Written problem - Locate all lines with the word "know". Copy them.

Data provided -
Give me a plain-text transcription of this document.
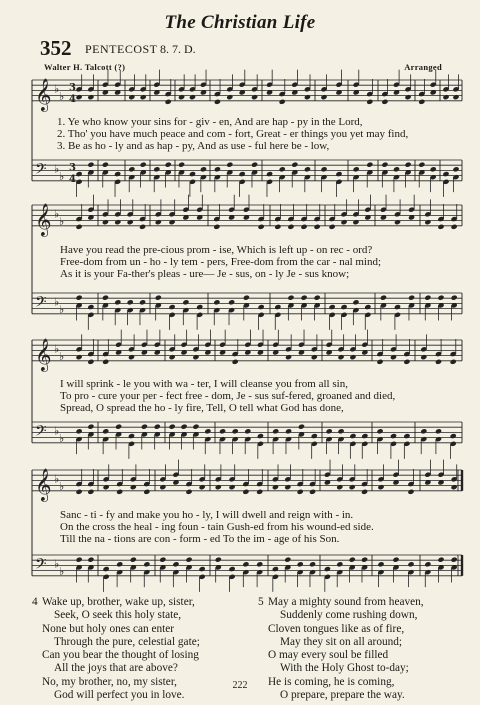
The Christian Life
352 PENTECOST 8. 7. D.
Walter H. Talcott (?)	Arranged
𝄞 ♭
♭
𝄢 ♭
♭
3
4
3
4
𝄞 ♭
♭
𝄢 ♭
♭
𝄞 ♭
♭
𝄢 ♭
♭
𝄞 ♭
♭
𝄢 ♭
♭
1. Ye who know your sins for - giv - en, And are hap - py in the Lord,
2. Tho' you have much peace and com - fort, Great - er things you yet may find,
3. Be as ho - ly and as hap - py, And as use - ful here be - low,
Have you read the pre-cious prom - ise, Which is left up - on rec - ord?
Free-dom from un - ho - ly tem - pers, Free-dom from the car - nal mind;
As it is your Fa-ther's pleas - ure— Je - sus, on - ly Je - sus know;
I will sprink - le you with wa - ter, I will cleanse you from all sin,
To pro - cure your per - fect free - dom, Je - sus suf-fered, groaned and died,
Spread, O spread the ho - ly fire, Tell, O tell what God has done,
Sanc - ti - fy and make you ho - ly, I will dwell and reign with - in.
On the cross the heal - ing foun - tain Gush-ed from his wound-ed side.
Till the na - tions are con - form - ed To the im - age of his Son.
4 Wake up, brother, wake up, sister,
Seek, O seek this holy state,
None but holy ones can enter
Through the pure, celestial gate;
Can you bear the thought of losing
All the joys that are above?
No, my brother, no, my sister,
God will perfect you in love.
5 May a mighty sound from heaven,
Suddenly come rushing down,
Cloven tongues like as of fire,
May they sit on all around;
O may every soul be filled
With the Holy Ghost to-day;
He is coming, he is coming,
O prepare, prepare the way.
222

Exercise solution -
1. Ye who know your sins for - giv - en, And are hap - py in the Lord,
As it is your Fa-ther's pleas - ure— Je - sus, on - ly Je - sus know;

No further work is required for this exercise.